Task directions >> Write each line out exactly, leaving none out.
--- Start of Records supplied ---
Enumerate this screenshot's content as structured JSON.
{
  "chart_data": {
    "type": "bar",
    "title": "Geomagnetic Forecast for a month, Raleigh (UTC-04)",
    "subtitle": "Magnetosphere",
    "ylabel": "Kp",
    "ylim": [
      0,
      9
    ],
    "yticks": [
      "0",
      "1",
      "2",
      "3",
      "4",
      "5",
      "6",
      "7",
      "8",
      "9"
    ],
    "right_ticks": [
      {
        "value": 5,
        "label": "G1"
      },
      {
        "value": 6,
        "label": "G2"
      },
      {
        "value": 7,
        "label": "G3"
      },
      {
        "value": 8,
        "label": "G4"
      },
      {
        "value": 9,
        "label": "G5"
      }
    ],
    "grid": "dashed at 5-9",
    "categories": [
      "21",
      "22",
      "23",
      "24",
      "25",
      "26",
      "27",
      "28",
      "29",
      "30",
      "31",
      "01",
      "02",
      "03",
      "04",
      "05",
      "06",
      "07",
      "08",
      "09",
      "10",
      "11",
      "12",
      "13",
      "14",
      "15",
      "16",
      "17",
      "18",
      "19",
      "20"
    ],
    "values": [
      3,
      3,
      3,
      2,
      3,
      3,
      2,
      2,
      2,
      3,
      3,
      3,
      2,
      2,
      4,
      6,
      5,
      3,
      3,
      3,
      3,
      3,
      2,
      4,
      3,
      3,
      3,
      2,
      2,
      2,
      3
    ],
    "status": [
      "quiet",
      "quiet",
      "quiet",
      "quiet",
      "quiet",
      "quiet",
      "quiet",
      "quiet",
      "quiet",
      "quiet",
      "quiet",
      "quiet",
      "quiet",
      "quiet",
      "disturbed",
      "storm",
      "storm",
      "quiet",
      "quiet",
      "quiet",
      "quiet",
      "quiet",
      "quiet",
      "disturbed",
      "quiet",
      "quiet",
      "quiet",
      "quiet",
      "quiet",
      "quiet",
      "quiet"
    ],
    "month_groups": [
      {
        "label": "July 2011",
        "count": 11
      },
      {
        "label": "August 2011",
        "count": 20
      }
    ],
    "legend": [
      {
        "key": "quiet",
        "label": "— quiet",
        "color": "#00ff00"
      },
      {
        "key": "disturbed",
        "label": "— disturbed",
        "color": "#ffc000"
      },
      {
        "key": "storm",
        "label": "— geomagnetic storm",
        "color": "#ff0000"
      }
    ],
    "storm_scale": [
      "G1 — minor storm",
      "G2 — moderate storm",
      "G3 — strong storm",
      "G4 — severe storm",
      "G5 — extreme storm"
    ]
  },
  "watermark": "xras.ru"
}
--- End of Records supplied ---
Exercise answer >>
Enumerate this screenshot's content as structured JSON.
{
  "chart_data": {
    "type": "bar",
    "title": "Geomagnetic Forecast for a month, Raleigh (UTC-04)",
    "subtitle": "Magnetosphere",
    "ylabel": "Kp",
    "ylim": [
      0,
      9
    ],
    "yticks": [
      "0",
      "1",
      "2",
      "3",
      "4",
      "5",
      "6",
      "7",
      "8",
      "9"
    ],
    "right_ticks": [
      {
        "value": 5,
        "label": "G1"
      },
      {
        "value": 6,
        "label": "G2"
      },
      {
        "value": 7,
        "label": "G3"
      },
      {
        "value": 8,
        "label": "G4"
      },
      {
        "value": 9,
        "label": "G5"
      }
    ],
    "grid": "dashed at 5-9",
    "categories": [
      "21",
      "22",
      "23",
      "24",
      "25",
      "26",
      "27",
      "28",
      "29",
      "30",
      "31",
      "01",
      "02",
      "03",
      "04",
      "05",
      "06",
      "07",
      "08",
      "09",
      "10",
      "11",
      "12",
      "13",
      "14",
      "15",
      "16",
      "17",
      "18",
      "19",
      "20"
    ],
    "values": [
      3,
      3,
      3,
      2,
      3,
      3,
      2,
      2,
      2,
      3,
      3,
      3,
      2,
      2,
      4,
      6,
      5,
      3,
      3,
      3,
      3,
      3,
      2,
      4,
      3,
      3,
      3,
      2,
      2,
      2,
      3
    ],
    "status": [
      "quiet",
      "quiet",
      "quiet",
      "quiet",
      "quiet",
      "quiet",
      "quiet",
      "quiet",
      "quiet",
      "quiet",
      "quiet",
      "quiet",
      "quiet",
      "quiet",
      "disturbed",
      "storm",
      "storm",
      "quiet",
      "quiet",
      "quiet",
      "quiet",
      "quiet",
      "quiet",
      "disturbed",
      "quiet",
      "quiet",
      "quiet",
      "quiet",
      "quiet",
      "quiet",
      "quiet"
    ],
    "month_groups": [
      {
        "label": "July 2011",
        "count": 11
      },
      {
        "label": "August 2011",
        "count": 20
      }
    ],
    "legend": [
      {
        "key": "quiet",
        "label": "— quiet",
        "color": "#00ff00"
      },
      {
        "key": "disturbed",
        "label": "— disturbed",
        "color": "#ffc000"
      },
      {
        "key": "storm",
        "label": "— geomagnetic storm",
        "color": "#ff0000"
      }
    ],
    "storm_scale": [
      "G1 — minor storm",
      "G2 — moderate storm",
      "G3 — strong storm",
      "G4 — severe storm",
      "G5 — extreme storm"
    ]
  },
  "watermark": "xras.ru"
}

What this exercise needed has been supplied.